*** DATASET ROWS

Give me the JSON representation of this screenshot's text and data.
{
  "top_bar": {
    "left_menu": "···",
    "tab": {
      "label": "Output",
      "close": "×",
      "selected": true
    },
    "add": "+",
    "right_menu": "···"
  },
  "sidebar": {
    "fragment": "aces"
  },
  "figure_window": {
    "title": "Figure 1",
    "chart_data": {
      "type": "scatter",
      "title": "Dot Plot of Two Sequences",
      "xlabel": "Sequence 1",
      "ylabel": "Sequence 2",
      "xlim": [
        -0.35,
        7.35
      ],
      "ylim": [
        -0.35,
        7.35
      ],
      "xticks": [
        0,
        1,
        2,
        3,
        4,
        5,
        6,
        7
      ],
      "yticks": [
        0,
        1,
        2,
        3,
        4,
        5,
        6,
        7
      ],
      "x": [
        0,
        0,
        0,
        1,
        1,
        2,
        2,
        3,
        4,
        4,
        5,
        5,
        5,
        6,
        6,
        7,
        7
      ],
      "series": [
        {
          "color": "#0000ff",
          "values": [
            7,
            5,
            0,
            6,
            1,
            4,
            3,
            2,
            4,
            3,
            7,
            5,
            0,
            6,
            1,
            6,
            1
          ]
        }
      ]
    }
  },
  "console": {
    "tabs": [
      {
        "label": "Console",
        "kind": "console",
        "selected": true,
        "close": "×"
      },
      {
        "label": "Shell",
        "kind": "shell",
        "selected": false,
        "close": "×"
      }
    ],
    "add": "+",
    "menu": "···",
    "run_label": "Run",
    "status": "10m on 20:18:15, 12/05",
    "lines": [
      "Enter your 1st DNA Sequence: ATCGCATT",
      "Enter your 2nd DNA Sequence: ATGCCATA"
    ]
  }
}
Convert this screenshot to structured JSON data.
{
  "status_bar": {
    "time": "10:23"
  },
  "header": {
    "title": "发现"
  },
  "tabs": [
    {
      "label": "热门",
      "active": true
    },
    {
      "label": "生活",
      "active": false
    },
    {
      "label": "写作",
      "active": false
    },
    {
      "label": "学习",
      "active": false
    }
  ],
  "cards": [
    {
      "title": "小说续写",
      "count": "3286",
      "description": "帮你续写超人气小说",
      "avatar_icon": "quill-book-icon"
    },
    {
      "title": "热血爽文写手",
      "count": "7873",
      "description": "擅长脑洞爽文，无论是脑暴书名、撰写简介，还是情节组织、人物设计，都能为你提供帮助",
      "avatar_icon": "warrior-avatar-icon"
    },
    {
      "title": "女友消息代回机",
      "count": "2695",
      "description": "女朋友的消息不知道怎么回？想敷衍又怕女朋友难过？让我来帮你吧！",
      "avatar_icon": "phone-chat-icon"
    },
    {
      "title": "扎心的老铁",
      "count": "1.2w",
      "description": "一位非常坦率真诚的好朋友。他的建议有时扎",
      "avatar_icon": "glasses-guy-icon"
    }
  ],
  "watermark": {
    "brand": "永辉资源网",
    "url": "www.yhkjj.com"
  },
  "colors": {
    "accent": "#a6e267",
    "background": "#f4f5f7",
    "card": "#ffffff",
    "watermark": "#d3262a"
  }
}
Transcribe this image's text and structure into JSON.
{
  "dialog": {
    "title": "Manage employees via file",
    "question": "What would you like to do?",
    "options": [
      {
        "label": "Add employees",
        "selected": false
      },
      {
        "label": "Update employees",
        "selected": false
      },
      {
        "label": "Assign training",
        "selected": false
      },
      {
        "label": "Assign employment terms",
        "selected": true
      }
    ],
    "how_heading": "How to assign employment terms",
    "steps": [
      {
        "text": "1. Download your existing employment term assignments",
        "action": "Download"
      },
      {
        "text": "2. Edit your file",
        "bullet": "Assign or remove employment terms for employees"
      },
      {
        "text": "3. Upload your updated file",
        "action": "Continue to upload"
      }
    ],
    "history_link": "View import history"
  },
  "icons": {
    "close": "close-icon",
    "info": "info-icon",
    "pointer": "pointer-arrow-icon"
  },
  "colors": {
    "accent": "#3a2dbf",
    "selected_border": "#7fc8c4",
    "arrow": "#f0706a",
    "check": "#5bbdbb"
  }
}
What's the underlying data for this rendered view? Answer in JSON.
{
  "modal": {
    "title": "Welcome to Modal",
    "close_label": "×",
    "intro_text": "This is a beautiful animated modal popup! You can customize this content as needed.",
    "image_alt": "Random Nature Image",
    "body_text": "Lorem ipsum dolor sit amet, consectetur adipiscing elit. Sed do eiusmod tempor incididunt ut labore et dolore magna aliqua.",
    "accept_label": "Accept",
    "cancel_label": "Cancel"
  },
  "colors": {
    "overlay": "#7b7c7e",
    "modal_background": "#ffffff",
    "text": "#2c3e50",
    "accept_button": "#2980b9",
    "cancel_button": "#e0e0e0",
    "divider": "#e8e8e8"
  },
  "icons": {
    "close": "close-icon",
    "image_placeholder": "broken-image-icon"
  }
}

******

TASK TO CARRY OUT
Extract the listing in its entirety and repeat it exactly.

TASK RESULT
Give me the JSON representation of this screenshot's text and data.
{
  "top_bar": {
    "left_menu": "···",
    "tab": {
      "label": "Output",
      "close": "×",
      "selected": true
    },
    "add": "+",
    "right_menu": "···"
  },
  "sidebar": {
    "fragment": "aces"
  },
  "figure_window": {
    "title": "Figure 1",
    "chart_data": {
      "type": "scatter",
      "title": "Dot Plot of Two Sequences",
      "xlabel": "Sequence 1",
      "ylabel": "Sequence 2",
      "xlim": [
        -0.35,
        7.35
      ],
      "ylim": [
        -0.35,
        7.35
      ],
      "xticks": [
        0,
        1,
        2,
        3,
        4,
        5,
        6,
        7
      ],
      "yticks": [
        0,
        1,
        2,
        3,
        4,
        5,
        6,
        7
      ],
      "x": [
        0,
        0,
        0,
        1,
        1,
        2,
        2,
        3,
        4,
        4,
        5,
        5,
        5,
        6,
        6,
        7,
        7
      ],
      "series": [
        {
          "color": "#0000ff",
          "values": [
            7,
            5,
            0,
            6,
            1,
            4,
            3,
            2,
            4,
            3,
            7,
            5,
            0,
            6,
            1,
            6,
            1
          ]
        }
      ]
    }
  },
  "console": {
    "tabs": [
      {
        "label": "Console",
        "kind": "console",
        "selected": true,
        "close": "×"
      },
      {
        "label": "Shell",
        "kind": "shell",
        "selected": false,
        "close": "×"
      }
    ],
    "add": "+",
    "menu": "···",
    "run_label": "Run",
    "status": "10m on 20:18:15, 12/05",
    "lines": [
      "Enter your 1st DNA Sequence: ATCGCATT",
      "Enter your 2nd DNA Sequence: ATGCCATA"
    ]
  }
}
Convert this screenshot to structured JSON data.
{
  "status_bar": {
    "time": "10:23"
  },
  "header": {
    "title": "发现"
  },
  "tabs": [
    {
      "label": "热门",
      "active": true
    },
    {
      "label": "生活",
      "active": false
    },
    {
      "label": "写作",
      "active": false
    },
    {
      "label": "学习",
      "active": false
    }
  ],
  "cards": [
    {
      "title": "小说续写",
      "count": "3286",
      "description": "帮你续写超人气小说",
      "avatar_icon": "quill-book-icon"
    },
    {
      "title": "热血爽文写手",
      "count": "7873",
      "description": "擅长脑洞爽文，无论是脑暴书名、撰写简介，还是情节组织、人物设计，都能为你提供帮助",
      "avatar_icon": "warrior-avatar-icon"
    },
    {
      "title": "女友消息代回机",
      "count": "2695",
      "description": "女朋友的消息不知道怎么回？想敷衍又怕女朋友难过？让我来帮你吧！",
      "avatar_icon": "phone-chat-icon"
    },
    {
      "title": "扎心的老铁",
      "count": "1.2w",
      "description": "一位非常坦率真诚的好朋友。他的建议有时扎",
      "avatar_icon": "glasses-guy-icon"
    }
  ],
  "watermark": {
    "brand": "永辉资源网",
    "url": "www.yhkjj.com"
  },
  "colors": {
    "accent": "#a6e267",
    "background": "#f4f5f7",
    "card": "#ffffff",
    "watermark": "#d3262a"
  }
}
Transcribe this image's text and structure into JSON.
{
  "dialog": {
    "title": "Manage employees via file",
    "question": "What would you like to do?",
    "options": [
      {
        "label": "Add employees",
        "selected": false
      },
      {
        "label": "Update employees",
        "selected": false
      },
      {
        "label": "Assign training",
        "selected": false
      },
      {
        "label": "Assign employment terms",
        "selected": true
      }
    ],
    "how_heading": "How to assign employment terms",
    "steps": [
      {
        "text": "1. Download your existing employment term assignments",
        "action": "Download"
      },
      {
        "text": "2. Edit your file",
        "bullet": "Assign or remove employment terms for employees"
      },
      {
        "text": "3. Upload your updated file",
        "action": "Continue to upload"
      }
    ],
    "history_link": "View import history"
  },
  "icons": {
    "close": "close-icon",
    "info": "info-icon",
    "pointer": "pointer-arrow-icon"
  },
  "colors": {
    "accent": "#3a2dbf",
    "selected_border": "#7fc8c4",
    "arrow": "#f0706a",
    "check": "#5bbdbb"
  }
}
What's the underlying data for this rendered view? Answer in JSON.
{
  "modal": {
    "title": "Welcome to Modal",
    "close_label": "×",
    "intro_text": "This is a beautiful animated modal popup! You can customize this content as needed.",
    "image_alt": "Random Nature Image",
    "body_text": "Lorem ipsum dolor sit amet, consectetur adipiscing elit. Sed do eiusmod tempor incididunt ut labore et dolore magna aliqua.",
    "accept_label": "Accept",
    "cancel_label": "Cancel"
  },
  "colors": {
    "overlay": "#7b7c7e",
    "modal_background": "#ffffff",
    "text": "#2c3e50",
    "accept_button": "#2980b9",
    "cancel_button": "#e0e0e0",
    "divider": "#e8e8e8"
  },
  "icons": {
    "close": "close-icon",
    "image_placeholder": "broken-image-icon"
  }
}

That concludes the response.